:: Task prompt ::
What is the number of lines containing "административной"? Give only that number.

:: Records provided ::
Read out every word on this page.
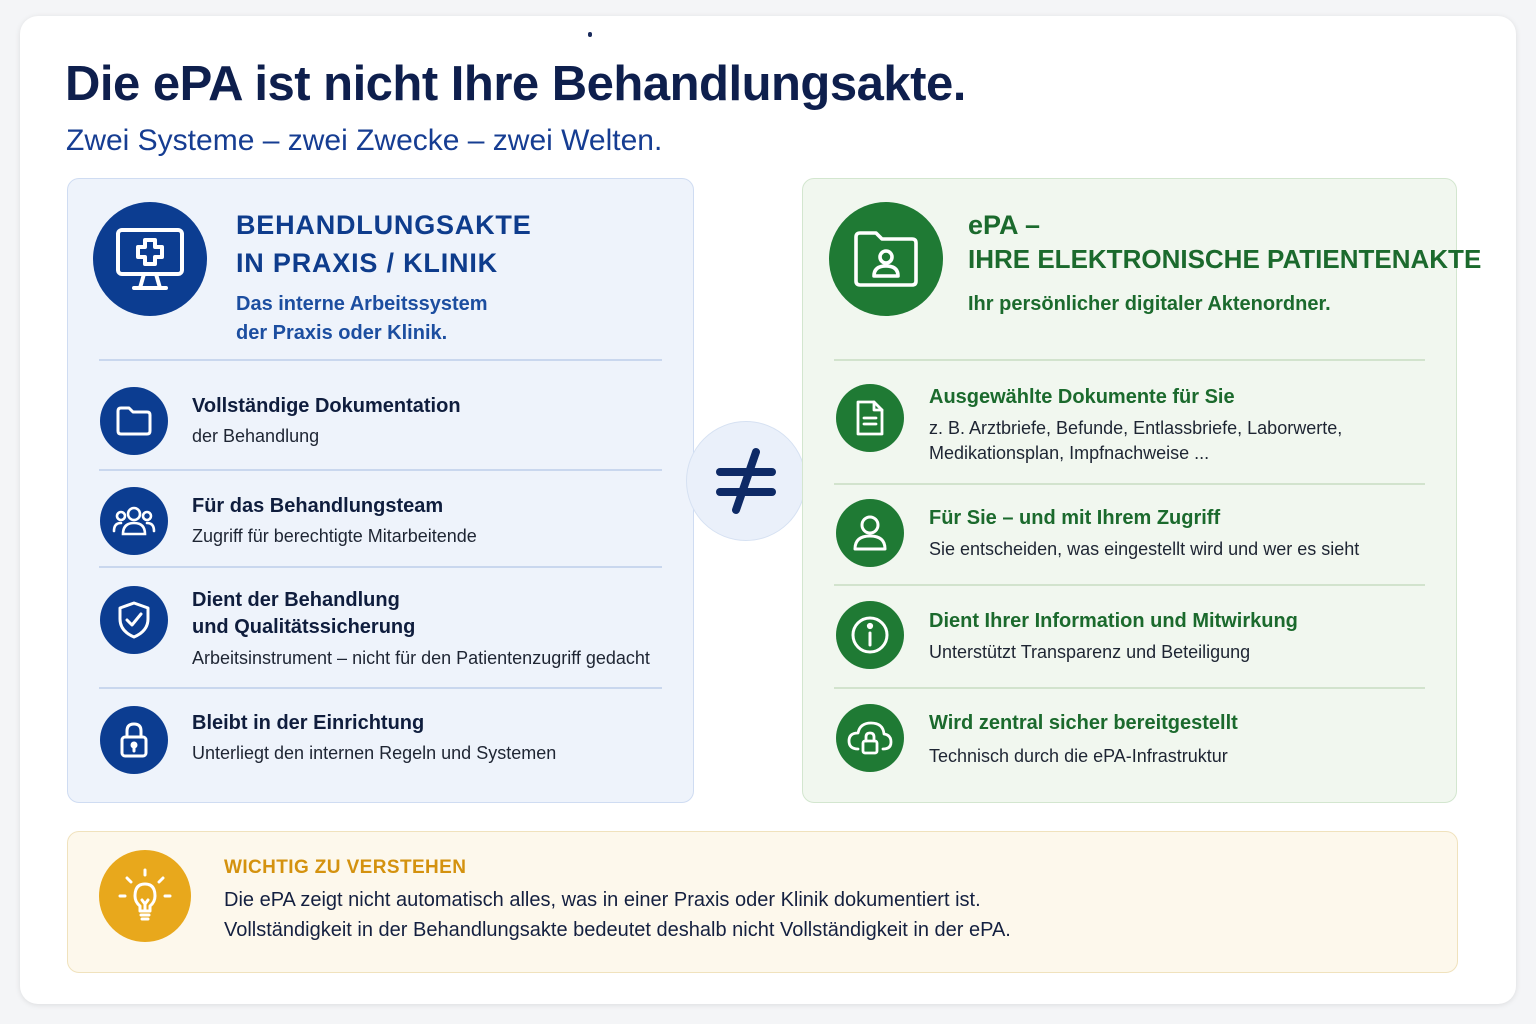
Die ePA ist nicht Ihre Behandlungsakte.
Zwei Systeme – zwei Zwecke – zwei Welten.
BEHANDLUNGSAKTE
IN PRAXIS / KLINIK
Das interne Arbeitssystem
der Praxis oder Klinik.
Vollständige Dokumentation
der Behandlung
Für das Behandlungsteam
Zugriff für berechtigte Mitarbeitende
Dient der Behandlung
und Qualitätssicherung
Arbeitsinstrument – nicht für den Patientenzugriff gedacht
Bleibt in der Einrichtung
Unterliegt den internen Regeln und Systemen
ePA –
IHRE ELEKTRONISCHE PATIENTENAKTE
Ihr persönlicher digitaler Aktenordner.
Ausgewählte Dokumente für Sie
z. B. Arztbriefe, Befunde, Entlassbriefe, Laborwerte,
Medikationsplan, Impfnachweise ...
Für Sie – und mit Ihrem Zugriff
Sie entscheiden, was eingestellt wird und wer es sieht
Dient Ihrer Information und Mitwirkung
Unterstützt Transparenz und Beteiligung
Wird zentral sicher bereitgestellt
Technisch durch die ePA-Infrastruktur
WICHTIG ZU VERSTEHEN
Die ePA zeigt nicht automatisch alles, was in einer Praxis oder Klinik dokumentiert ist.
Vollständigkeit in der Behandlungsakte bedeutet deshalb nicht Vollständigkeit in der ePA.
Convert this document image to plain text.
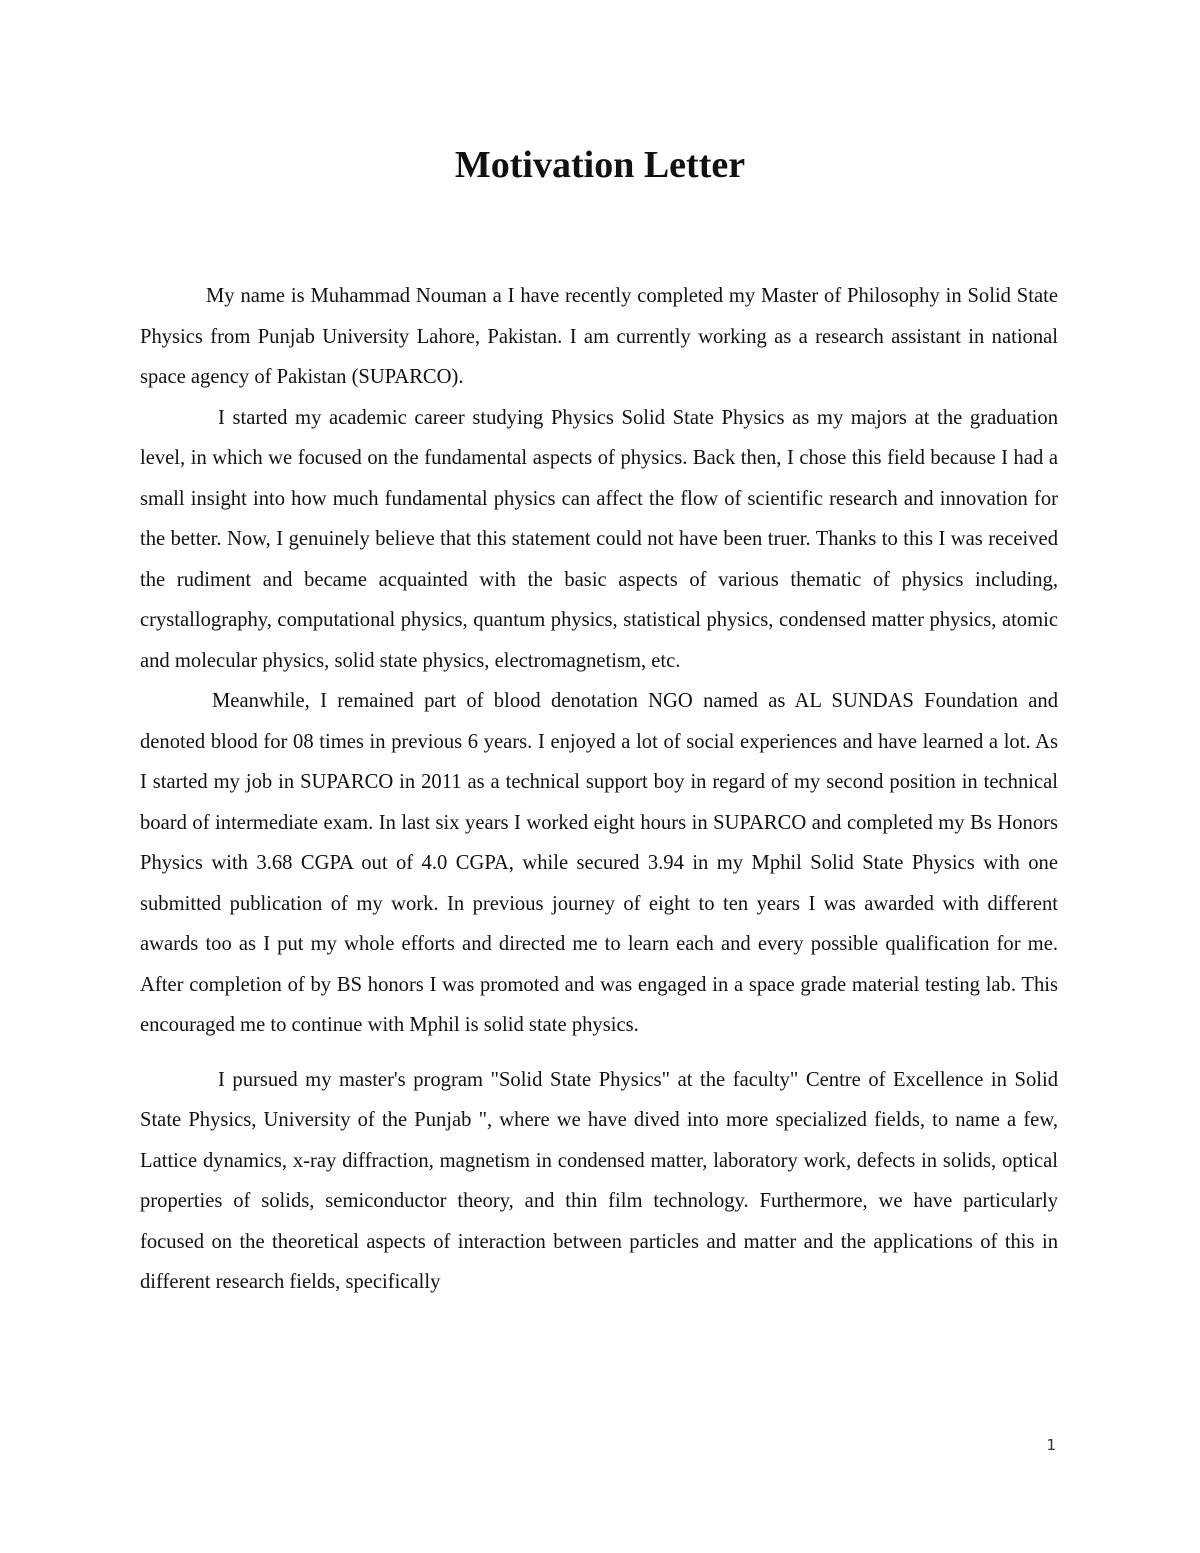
Motivation Letter

My name is Muhammad Nouman a I have recently completed my Master of Philosophy in Solid State Physics from Punjab University Lahore, Pakistan. I am currently working as a research assistant in national space agency of Pakistan (SUPARCO).

I started my academic career studying Physics Solid State Physics as my majors at the graduation level, in which we focused on the fundamental aspects of physics. Back then, I chose this field because I had a small insight into how much fundamental physics can affect the flow of scientific research and innovation for the better. Now, I genuinely believe that this statement could not have been truer. Thanks to this I was received the rudiment and became acquainted with the basic aspects of various thematic of physics including, crystallography, computational physics, quantum physics, statistical physics, condensed matter physics, atomic and molecular physics, solid state physics, electromagnetism, etc.

Meanwhile, I remained part of blood denotation NGO named as AL SUNDAS Foundation and denoted blood for 08 times in previous 6 years. I enjoyed a lot of social experiences and have learned a lot. As I started my job in SUPARCO in 2011 as a technical support boy in regard of my second position in technical board of intermediate exam. In last six years I worked eight hours in SUPARCO and completed my Bs Honors Physics with 3.68 CGPA out of 4.0 CGPA, while secured 3.94 in my Mphil Solid State Physics with one submitted publication of my work. In previous journey of eight to ten years I was awarded with different awards too as I put my whole efforts and directed me to learn each and every possible qualification for me. After completion of by BS honors I was promoted and was engaged in a space grade material testing lab. This encouraged me to continue with Mphil is solid state physics.

I pursued my master's program "Solid State Physics" at the faculty" Centre of Excellence in Solid State Physics, University of the Punjab ", where we have dived into more specialized fields, to name a few, Lattice dynamics, x-ray diffraction, magnetism in condensed matter, laboratory work, defects in solids, optical properties of solids, semiconductor theory, and thin film technology. Furthermore, we have particularly focused on the theoretical aspects of interaction between particles and matter and the applications of this in different research fields, specifically

1
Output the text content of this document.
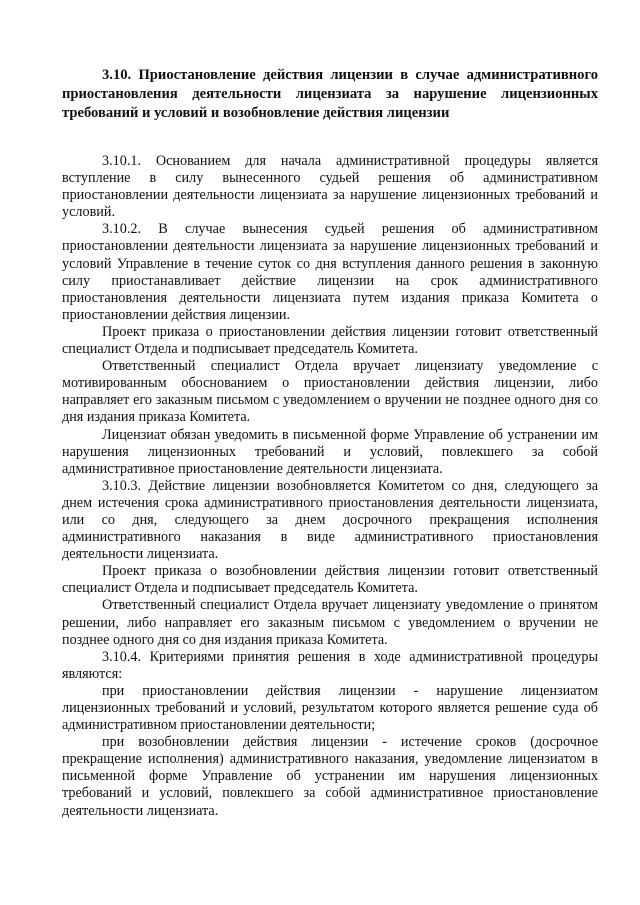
3.10. Приостановление действия лицензии в случае административного приостановления деятельности лицензиата за нарушение лицензионных требований и условий и возобновление действия лицензии

3.10.1. Основанием для начала административной процедуры является вступление в силу вынесенного судьей решения об административном приостановлении деятельности лицензиата за нарушение лицензионных требований и условий.

3.10.2. В случае вынесения судьей решения об административном приостановлении деятельности лицензиата за нарушение лицензионных требований и условий Управление в течение суток со дня вступления данного решения в законную силу приостанавливает действие лицензии на срок административного приостановления деятельности лицензиата путем издания приказа Комитета о приостановлении действия лицензии.

Проект приказа о приостановлении действия лицензии готовит ответственный специалист Отдела и подписывает председатель Комитета.

Ответственный специалист Отдела вручает лицензиату уведомление с мотивированным обоснованием о приостановлении действия лицензии, либо направляет его заказным письмом с уведомлением о вручении не позднее одного дня со дня издания приказа Комитета.

Лицензиат обязан уведомить в письменной форме Управление об устранении им нарушения лицензионных требований и условий, повлекшего за собой административное приостановление деятельности лицензиата.

3.10.3. Действие лицензии возобновляется Комитетом со дня, следующего за днем истечения срока административного приостановления деятельности лицензиата, или со дня, следующего за днем досрочного прекращения исполнения административного наказания в виде административного приостановления деятельности лицензиата.

Проект приказа о возобновлении действия лицензии готовит ответственный специалист Отдела и подписывает председатель Комитета.

Ответственный специалист Отдела вручает лицензиату уведомление о принятом решении, либо направляет его заказным письмом с уведомлением о вручении не позднее одного дня со дня издания приказа Комитета.

3.10.4. Критериями принятия решения в ходе административной процедуры являются:

при приостановлении действия лицензии - нарушение лицензиатом лицензионных требований и условий, результатом которого является решение суда об административном приостановлении деятельности;

при возобновлении действия лицензии - истечение сроков (досрочное прекращение исполнения) административного наказания, уведомление лицензиатом в письменной форме Управление об устранении им нарушения лицензионных требований и условий, повлекшего за собой административное приостановление деятельности лицензиата.
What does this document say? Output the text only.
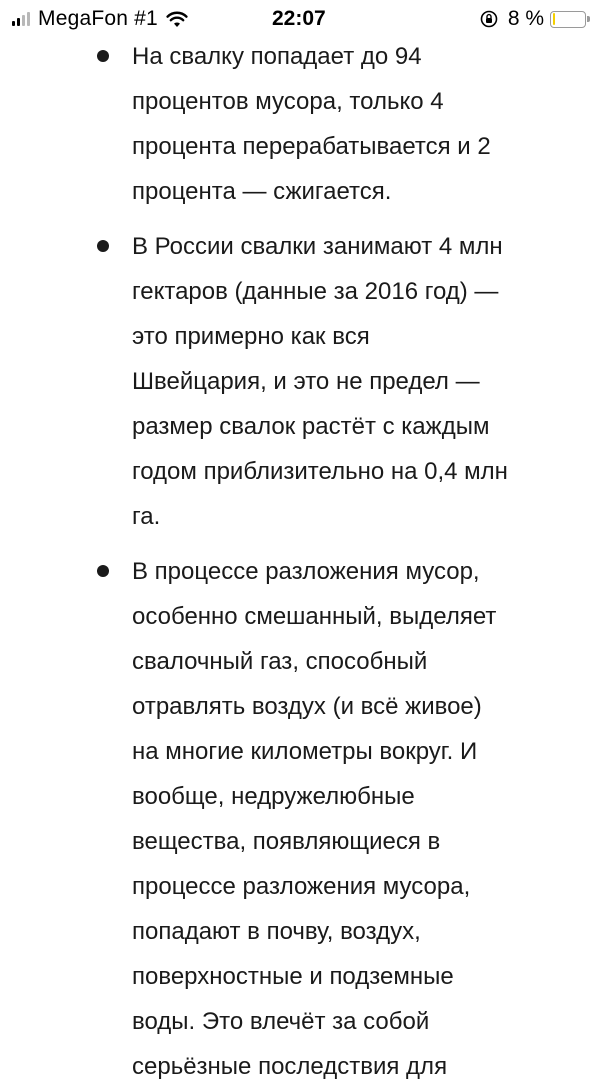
MegaFon #1	22:07	8 %
На свалку попадает до 94
процентов мусора, только 4
процента перерабатывается и 2
процента — сжигается.
В России свалки занимают 4 млн
гектаров (данные за 2016 год) —
это примерно как вся
Швейцария, и это не предел —
размер свалок растёт с каждым
годом приблизительно на 0,4 млн
га.
В процессе разложения мусор,
особенно смешанный, выделяет
свалочный газ, способный
отравлять воздух (и всё живое)
на многие километры вокруг. И
вообще, недружелюбные
вещества, появляющиеся в
процессе разложения мусора,
попадают в почву, воздух,
поверхностные и подземные
воды. Это влечёт за собой
серьёзные последствия для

:: Written answer ::
2